## Given exercise
Will you write out all the entries below exactly?

## Extracted entries
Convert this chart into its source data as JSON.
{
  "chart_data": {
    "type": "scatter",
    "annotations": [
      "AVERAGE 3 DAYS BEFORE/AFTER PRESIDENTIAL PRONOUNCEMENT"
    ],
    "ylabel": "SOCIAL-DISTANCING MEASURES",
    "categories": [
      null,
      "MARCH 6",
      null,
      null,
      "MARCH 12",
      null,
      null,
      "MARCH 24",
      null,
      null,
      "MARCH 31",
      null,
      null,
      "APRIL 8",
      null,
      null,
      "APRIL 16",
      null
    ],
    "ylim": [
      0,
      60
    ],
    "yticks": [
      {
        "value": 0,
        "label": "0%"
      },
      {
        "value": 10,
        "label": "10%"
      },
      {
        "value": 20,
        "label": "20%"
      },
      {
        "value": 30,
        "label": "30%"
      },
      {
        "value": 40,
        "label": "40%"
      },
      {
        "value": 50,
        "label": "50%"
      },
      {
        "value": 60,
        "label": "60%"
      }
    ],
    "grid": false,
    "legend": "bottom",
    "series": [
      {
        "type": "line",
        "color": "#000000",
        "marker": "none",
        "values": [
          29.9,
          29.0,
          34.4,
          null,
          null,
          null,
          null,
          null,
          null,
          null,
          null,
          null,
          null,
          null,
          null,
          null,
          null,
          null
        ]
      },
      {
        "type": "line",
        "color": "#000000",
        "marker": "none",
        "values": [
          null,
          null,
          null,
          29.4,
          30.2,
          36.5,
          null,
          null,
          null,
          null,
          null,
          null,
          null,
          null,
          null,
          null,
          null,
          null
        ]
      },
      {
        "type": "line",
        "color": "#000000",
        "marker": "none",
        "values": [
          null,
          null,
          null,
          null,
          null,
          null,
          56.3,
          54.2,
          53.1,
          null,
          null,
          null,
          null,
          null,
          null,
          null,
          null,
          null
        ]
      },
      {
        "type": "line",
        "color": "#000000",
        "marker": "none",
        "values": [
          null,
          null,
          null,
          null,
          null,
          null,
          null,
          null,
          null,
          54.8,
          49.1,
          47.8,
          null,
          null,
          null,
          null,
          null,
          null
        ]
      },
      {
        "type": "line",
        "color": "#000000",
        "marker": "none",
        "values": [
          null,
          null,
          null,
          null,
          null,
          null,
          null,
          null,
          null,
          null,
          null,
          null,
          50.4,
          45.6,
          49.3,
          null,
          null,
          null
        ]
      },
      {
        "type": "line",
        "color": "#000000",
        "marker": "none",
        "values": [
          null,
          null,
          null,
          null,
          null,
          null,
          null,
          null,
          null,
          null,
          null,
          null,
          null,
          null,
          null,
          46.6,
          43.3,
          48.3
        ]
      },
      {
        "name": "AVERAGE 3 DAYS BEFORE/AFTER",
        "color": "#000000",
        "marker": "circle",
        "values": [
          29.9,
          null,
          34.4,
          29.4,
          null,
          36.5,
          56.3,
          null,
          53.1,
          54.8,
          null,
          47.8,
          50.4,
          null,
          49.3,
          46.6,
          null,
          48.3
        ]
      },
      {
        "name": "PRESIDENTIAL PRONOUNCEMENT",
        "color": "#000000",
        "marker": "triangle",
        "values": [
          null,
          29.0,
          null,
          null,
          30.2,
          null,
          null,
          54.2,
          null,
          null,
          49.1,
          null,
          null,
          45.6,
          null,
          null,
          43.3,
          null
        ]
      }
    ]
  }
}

## Exercise output
Convert this chart into its source data as JSON.
{
  "chart_data": {
    "type": "scatter",
    "annotations": [
      "AVERAGE 3 DAYS BEFORE/AFTER PRESIDENTIAL PRONOUNCEMENT"
    ],
    "ylabel": "SOCIAL-DISTANCING MEASURES",
    "categories": [
      null,
      "MARCH 6",
      null,
      null,
      "MARCH 12",
      null,
      null,
      "MARCH 24",
      null,
      null,
      "MARCH 31",
      null,
      null,
      "APRIL 8",
      null,
      null,
      "APRIL 16",
      null
    ],
    "ylim": [
      0,
      60
    ],
    "yticks": [
      {
        "value": 0,
        "label": "0%"
      },
      {
        "value": 10,
        "label": "10%"
      },
      {
        "value": 20,
        "label": "20%"
      },
      {
        "value": 30,
        "label": "30%"
      },
      {
        "value": 40,
        "label": "40%"
      },
      {
        "value": 50,
        "label": "50%"
      },
      {
        "value": 60,
        "label": "60%"
      }
    ],
    "grid": false,
    "legend": "bottom",
    "series": [
      {
        "type": "line",
        "color": "#000000",
        "marker": "none",
        "values": [
          29.9,
          29.0,
          34.4,
          null,
          null,
          null,
          null,
          null,
          null,
          null,
          null,
          null,
          null,
          null,
          null,
          null,
          null,
          null
        ]
      },
      {
        "type": "line",
        "color": "#000000",
        "marker": "none",
        "values": [
          null,
          null,
          null,
          29.4,
          30.2,
          36.5,
          null,
          null,
          null,
          null,
          null,
          null,
          null,
          null,
          null,
          null,
          null,
          null
        ]
      },
      {
        "type": "line",
        "color": "#000000",
        "marker": "none",
        "values": [
          null,
          null,
          null,
          null,
          null,
          null,
          56.3,
          54.2,
          53.1,
          null,
          null,
          null,
          null,
          null,
          null,
          null,
          null,
          null
        ]
      },
      {
        "type": "line",
        "color": "#000000",
        "marker": "none",
        "values": [
          null,
          null,
          null,
          null,
          null,
          null,
          null,
          null,
          null,
          54.8,
          49.1,
          47.8,
          null,
          null,
          null,
          null,
          null,
          null
        ]
      },
      {
        "type": "line",
        "color": "#000000",
        "marker": "none",
        "values": [
          null,
          null,
          null,
          null,
          null,
          null,
          null,
          null,
          null,
          null,
          null,
          null,
          50.4,
          45.6,
          49.3,
          null,
          null,
          null
        ]
      },
      {
        "type": "line",
        "color": "#000000",
        "marker": "none",
        "values": [
          null,
          null,
          null,
          null,
          null,
          null,
          null,
          null,
          null,
          null,
          null,
          null,
          null,
          null,
          null,
          46.6,
          43.3,
          48.3
        ]
      },
      {
        "name": "AVERAGE 3 DAYS BEFORE/AFTER",
        "color": "#000000",
        "marker": "circle",
        "values": [
          29.9,
          null,
          34.4,
          29.4,
          null,
          36.5,
          56.3,
          null,
          53.1,
          54.8,
          null,
          47.8,
          50.4,
          null,
          49.3,
          46.6,
          null,
          48.3
        ]
      },
      {
        "name": "PRESIDENTIAL PRONOUNCEMENT",
        "color": "#000000",
        "marker": "triangle",
        "values": [
          null,
          29.0,
          null,
          null,
          30.2,
          null,
          null,
          54.2,
          null,
          null,
          49.1,
          null,
          null,
          45.6,
          null,
          null,
          43.3,
          null
        ]
      }
    ]
  }
}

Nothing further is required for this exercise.